Work required – Extract the full set of records that follows, word for word.

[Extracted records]
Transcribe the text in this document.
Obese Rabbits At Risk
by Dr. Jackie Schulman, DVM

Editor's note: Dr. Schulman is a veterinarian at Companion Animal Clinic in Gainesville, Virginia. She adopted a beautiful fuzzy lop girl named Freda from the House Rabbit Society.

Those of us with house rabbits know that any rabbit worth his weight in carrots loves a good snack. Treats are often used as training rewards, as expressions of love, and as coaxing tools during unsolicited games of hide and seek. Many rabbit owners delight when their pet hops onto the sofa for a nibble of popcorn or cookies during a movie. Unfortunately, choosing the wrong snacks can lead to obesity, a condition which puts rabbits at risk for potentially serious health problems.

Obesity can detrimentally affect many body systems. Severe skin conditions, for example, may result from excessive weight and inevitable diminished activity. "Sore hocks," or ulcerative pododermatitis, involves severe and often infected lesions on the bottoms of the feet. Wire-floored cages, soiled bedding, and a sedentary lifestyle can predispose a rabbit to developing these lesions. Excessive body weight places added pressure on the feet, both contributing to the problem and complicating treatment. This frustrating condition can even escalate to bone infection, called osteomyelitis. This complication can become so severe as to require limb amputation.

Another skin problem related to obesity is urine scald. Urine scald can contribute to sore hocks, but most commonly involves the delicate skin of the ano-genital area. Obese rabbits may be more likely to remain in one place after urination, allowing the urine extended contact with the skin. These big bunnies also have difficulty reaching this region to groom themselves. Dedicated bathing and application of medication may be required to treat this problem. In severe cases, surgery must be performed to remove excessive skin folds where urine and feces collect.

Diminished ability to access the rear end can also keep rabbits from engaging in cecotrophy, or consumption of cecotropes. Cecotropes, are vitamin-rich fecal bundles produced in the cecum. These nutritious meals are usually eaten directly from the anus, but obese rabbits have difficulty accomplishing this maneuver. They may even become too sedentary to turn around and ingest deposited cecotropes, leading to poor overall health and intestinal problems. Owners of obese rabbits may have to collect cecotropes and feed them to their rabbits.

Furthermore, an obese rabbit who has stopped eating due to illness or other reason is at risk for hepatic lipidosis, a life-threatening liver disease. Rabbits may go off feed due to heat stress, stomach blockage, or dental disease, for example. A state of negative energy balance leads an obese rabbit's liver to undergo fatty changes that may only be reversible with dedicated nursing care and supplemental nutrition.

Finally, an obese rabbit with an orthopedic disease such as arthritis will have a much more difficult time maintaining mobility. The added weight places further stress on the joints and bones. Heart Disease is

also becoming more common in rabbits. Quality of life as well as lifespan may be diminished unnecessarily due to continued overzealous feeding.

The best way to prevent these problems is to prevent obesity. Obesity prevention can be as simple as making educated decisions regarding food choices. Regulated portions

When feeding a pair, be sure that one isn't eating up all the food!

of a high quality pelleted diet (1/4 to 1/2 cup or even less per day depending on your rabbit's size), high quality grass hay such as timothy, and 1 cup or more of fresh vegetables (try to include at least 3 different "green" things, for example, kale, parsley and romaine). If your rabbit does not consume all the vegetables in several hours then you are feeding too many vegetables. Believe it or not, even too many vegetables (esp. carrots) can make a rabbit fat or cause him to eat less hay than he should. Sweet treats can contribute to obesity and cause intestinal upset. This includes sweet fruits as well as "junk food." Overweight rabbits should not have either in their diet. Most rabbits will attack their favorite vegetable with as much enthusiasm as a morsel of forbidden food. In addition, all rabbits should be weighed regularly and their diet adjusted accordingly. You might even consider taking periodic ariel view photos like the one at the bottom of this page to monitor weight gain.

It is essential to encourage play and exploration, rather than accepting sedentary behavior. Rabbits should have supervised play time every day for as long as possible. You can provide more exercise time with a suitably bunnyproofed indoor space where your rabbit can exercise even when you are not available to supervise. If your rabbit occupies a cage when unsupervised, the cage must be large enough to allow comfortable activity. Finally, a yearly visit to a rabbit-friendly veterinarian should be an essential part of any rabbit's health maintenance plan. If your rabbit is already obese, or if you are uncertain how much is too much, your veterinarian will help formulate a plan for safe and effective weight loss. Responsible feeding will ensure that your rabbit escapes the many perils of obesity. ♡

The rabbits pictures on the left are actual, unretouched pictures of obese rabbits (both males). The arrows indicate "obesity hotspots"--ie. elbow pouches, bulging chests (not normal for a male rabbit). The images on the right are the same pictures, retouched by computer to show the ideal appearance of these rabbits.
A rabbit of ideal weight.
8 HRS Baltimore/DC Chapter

Result of this exercise –
Transcribe the text in this document.
Obese Rabbits At Risk
by Dr. Jackie Schulman, DVM

Editor's note: Dr. Schulman is a veterinarian at Companion Animal Clinic in Gainesville, Virginia. She adopted a beautiful fuzzy lop girl named Freda from the House Rabbit Society.

Those of us with house rabbits know that any rabbit worth his weight in carrots loves a good snack. Treats are often used as training rewards, as expressions of love, and as coaxing tools during unsolicited games of hide and seek. Many rabbit owners delight when their pet hops onto the sofa for a nibble of popcorn or cookies during a movie. Unfortunately, choosing the wrong snacks can lead to obesity, a condition which puts rabbits at risk for potentially serious health problems.

Obesity can detrimentally affect many body systems. Severe skin conditions, for example, may result from excessive weight and inevitable diminished activity. "Sore hocks," or ulcerative pododermatitis, involves severe and often infected lesions on the bottoms of the feet. Wire-floored cages, soiled bedding, and a sedentary lifestyle can predispose a rabbit to developing these lesions. Excessive body weight places added pressure on the feet, both contributing to the problem and complicating treatment. This frustrating condition can even escalate to bone infection, called osteomyelitis. This complication can become so severe as to require limb amputation.

Another skin problem related to obesity is urine scald. Urine scald can contribute to sore hocks, but most commonly involves the delicate skin of the ano-genital area. Obese rabbits may be more likely to remain in one place after urination, allowing the urine extended contact with the skin. These big bunnies also have difficulty reaching this region to groom themselves. Dedicated bathing and application of medication may be required to treat this problem. In severe cases, surgery must be performed to remove excessive skin folds where urine and feces collect.

Diminished ability to access the rear end can also keep rabbits from engaging in cecotrophy, or consumption of cecotropes. Cecotropes, are vitamin-rich fecal bundles produced in the cecum. These nutritious meals are usually eaten directly from the anus, but obese rabbits have difficulty accomplishing this maneuver. They may even become too sedentary to turn around and ingest deposited cecotropes, leading to poor overall health and intestinal problems. Owners of obese rabbits may have to collect cecotropes and feed them to their rabbits.

Furthermore, an obese rabbit who has stopped eating due to illness or other reason is at risk for hepatic lipidosis, a life-threatening liver disease. Rabbits may go off feed due to heat stress, stomach blockage, or dental disease, for example. A state of negative energy balance leads an obese rabbit's liver to undergo fatty changes that may only be reversible with dedicated nursing care and supplemental nutrition.

Finally, an obese rabbit with an orthopedic disease such as arthritis will have a much more difficult time maintaining mobility. The added weight places further stress on the joints and bones. Heart Disease is

also becoming more common in rabbits. Quality of life as well as lifespan may be diminished unnecessarily due to continued overzealous feeding.

The best way to prevent these problems is to prevent obesity. Obesity prevention can be as simple as making educated decisions regarding food choices. Regulated portions

When feeding a pair, be sure that one isn't eating up all the food!

of a high quality pelleted diet (1/4 to 1/2 cup or even less per day depending on your rabbit's size), high quality grass hay such as timothy, and 1 cup or more of fresh vegetables (try to include at least 3 different "green" things, for example, kale, parsley and romaine). If your rabbit does not consume all the vegetables in several hours then you are feeding too many vegetables. Believe it or not, even too many vegetables (esp. carrots) can make a rabbit fat or cause him to eat less hay than he should. Sweet treats can contribute to obesity and cause intestinal upset. This includes sweet fruits as well as "junk food." Overweight rabbits should not have either in their diet. Most rabbits will attack their favorite vegetable with as much enthusiasm as a morsel of forbidden food. In addition, all rabbits should be weighed regularly and their diet adjusted accordingly. You might even consider taking periodic ariel view photos like the one at the bottom of this page to monitor weight gain.

It is essential to encourage play and exploration, rather than accepting sedentary behavior. Rabbits should have supervised play time every day for as long as possible. You can provide more exercise time with a suitably bunnyproofed indoor space where your rabbit can exercise even when you are not available to supervise. If your rabbit occupies a cage when unsupervised, the cage must be large enough to allow comfortable activity. Finally, a yearly visit to a rabbit-friendly veterinarian should be an essential part of any rabbit's health maintenance plan. If your rabbit is already obese, or if you are uncertain how much is too much, your veterinarian will help formulate a plan for safe and effective weight loss. Responsible feeding will ensure that your rabbit escapes the many perils of obesity. ♡

The rabbits pictures on the left are actual, unretouched pictures of obese rabbits (both males). The arrows indicate "obesity hotspots"--ie. elbow pouches, bulging chests (not normal for a male rabbit). The images on the right are the same pictures, retouched by computer to show the ideal appearance of these rabbits.
A rabbit of ideal weight.
8 HRS Baltimore/DC Chapter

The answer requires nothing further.